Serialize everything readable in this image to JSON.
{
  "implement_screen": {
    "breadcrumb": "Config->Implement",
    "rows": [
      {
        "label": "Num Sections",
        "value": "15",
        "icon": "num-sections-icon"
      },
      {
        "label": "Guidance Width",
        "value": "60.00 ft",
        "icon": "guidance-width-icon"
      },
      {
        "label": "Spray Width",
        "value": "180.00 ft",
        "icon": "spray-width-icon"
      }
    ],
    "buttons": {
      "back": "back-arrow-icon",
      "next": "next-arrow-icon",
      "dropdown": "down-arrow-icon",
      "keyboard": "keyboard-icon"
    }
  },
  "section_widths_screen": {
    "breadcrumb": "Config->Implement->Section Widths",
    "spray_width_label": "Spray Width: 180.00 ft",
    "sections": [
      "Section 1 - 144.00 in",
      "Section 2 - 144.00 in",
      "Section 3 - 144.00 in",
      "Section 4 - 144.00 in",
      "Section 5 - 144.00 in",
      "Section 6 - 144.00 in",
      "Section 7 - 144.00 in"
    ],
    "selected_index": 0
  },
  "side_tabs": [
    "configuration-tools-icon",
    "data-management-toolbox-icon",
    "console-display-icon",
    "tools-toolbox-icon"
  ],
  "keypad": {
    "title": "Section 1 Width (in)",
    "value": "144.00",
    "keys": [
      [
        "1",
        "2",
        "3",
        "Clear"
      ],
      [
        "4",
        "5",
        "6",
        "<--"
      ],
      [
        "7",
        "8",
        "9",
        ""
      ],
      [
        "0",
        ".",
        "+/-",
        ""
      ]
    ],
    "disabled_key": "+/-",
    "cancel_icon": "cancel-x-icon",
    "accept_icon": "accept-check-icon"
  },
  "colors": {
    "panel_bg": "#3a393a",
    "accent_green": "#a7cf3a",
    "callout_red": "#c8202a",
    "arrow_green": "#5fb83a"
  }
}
____
Reproduce each entry exactly, leaving out nothing.

**Exercise answer:**
Serialize everything readable in this image to JSON.
{
  "implement_screen": {
    "breadcrumb": "Config->Implement",
    "rows": [
      {
        "label": "Num Sections",
        "value": "15",
        "icon": "num-sections-icon"
      },
      {
        "label": "Guidance Width",
        "value": "60.00 ft",
        "icon": "guidance-width-icon"
      },
      {
        "label": "Spray Width",
        "value": "180.00 ft",
        "icon": "spray-width-icon"
      }
    ],
    "buttons": {
      "back": "back-arrow-icon",
      "next": "next-arrow-icon",
      "dropdown": "down-arrow-icon",
      "keyboard": "keyboard-icon"
    }
  },
  "section_widths_screen": {
    "breadcrumb": "Config->Implement->Section Widths",
    "spray_width_label": "Spray Width: 180.00 ft",
    "sections": [
      "Section 1 - 144.00 in",
      "Section 2 - 144.00 in",
      "Section 3 - 144.00 in",
      "Section 4 - 144.00 in",
      "Section 5 - 144.00 in",
      "Section 6 - 144.00 in",
      "Section 7 - 144.00 in"
    ],
    "selected_index": 0
  },
  "side_tabs": [
    "configuration-tools-icon",
    "data-management-toolbox-icon",
    "console-display-icon",
    "tools-toolbox-icon"
  ],
  "keypad": {
    "title": "Section 1 Width (in)",
    "value": "144.00",
    "keys": [
      [
        "1",
        "2",
        "3",
        "Clear"
      ],
      [
        "4",
        "5",
        "6",
        "<--"
      ],
      [
        "7",
        "8",
        "9",
        ""
      ],
      [
        "0",
        ".",
        "+/-",
        ""
      ]
    ],
    "disabled_key": "+/-",
    "cancel_icon": "cancel-x-icon",
    "accept_icon": "accept-check-icon"
  },
  "colors": {
    "panel_bg": "#3a393a",
    "accent_green": "#a7cf3a",
    "callout_red": "#c8202a",
    "arrow_green": "#5fb83a"
  }
}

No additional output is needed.